* **What is being asked**
Copy each line below without leaving any out.

* **Exercise inputs**
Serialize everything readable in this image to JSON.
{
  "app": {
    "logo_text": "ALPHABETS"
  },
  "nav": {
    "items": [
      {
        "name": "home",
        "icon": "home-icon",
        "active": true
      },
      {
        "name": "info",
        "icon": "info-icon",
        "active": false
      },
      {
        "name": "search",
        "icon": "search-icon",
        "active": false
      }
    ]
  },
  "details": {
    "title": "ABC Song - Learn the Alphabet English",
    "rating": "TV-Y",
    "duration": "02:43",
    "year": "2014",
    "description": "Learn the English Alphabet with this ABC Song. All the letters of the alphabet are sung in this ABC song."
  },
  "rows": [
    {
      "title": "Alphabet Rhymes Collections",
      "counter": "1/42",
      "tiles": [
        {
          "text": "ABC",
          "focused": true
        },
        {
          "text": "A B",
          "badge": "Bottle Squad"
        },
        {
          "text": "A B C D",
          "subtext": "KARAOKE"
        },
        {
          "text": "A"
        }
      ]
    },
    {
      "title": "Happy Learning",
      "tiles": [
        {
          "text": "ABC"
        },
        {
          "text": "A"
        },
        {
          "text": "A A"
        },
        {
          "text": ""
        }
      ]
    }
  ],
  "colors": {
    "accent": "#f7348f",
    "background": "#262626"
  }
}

* **Output for this task**
Serialize everything readable in this image to JSON.
{
  "app": {
    "logo_text": "ALPHABETS"
  },
  "nav": {
    "items": [
      {
        "name": "home",
        "icon": "home-icon",
        "active": true
      },
      {
        "name": "info",
        "icon": "info-icon",
        "active": false
      },
      {
        "name": "search",
        "icon": "search-icon",
        "active": false
      }
    ]
  },
  "details": {
    "title": "ABC Song - Learn the Alphabet English",
    "rating": "TV-Y",
    "duration": "02:43",
    "year": "2014",
    "description": "Learn the English Alphabet with this ABC Song. All the letters of the alphabet are sung in this ABC song."
  },
  "rows": [
    {
      "title": "Alphabet Rhymes Collections",
      "counter": "1/42",
      "tiles": [
        {
          "text": "ABC",
          "focused": true
        },
        {
          "text": "A B",
          "badge": "Bottle Squad"
        },
        {
          "text": "A B C D",
          "subtext": "KARAOKE"
        },
        {
          "text": "A"
        }
      ]
    },
    {
      "title": "Happy Learning",
      "tiles": [
        {
          "text": "ABC"
        },
        {
          "text": "A"
        },
        {
          "text": "A A"
        },
        {
          "text": ""
        }
      ]
    }
  ],
  "colors": {
    "accent": "#f7348f",
    "background": "#262626"
  }
}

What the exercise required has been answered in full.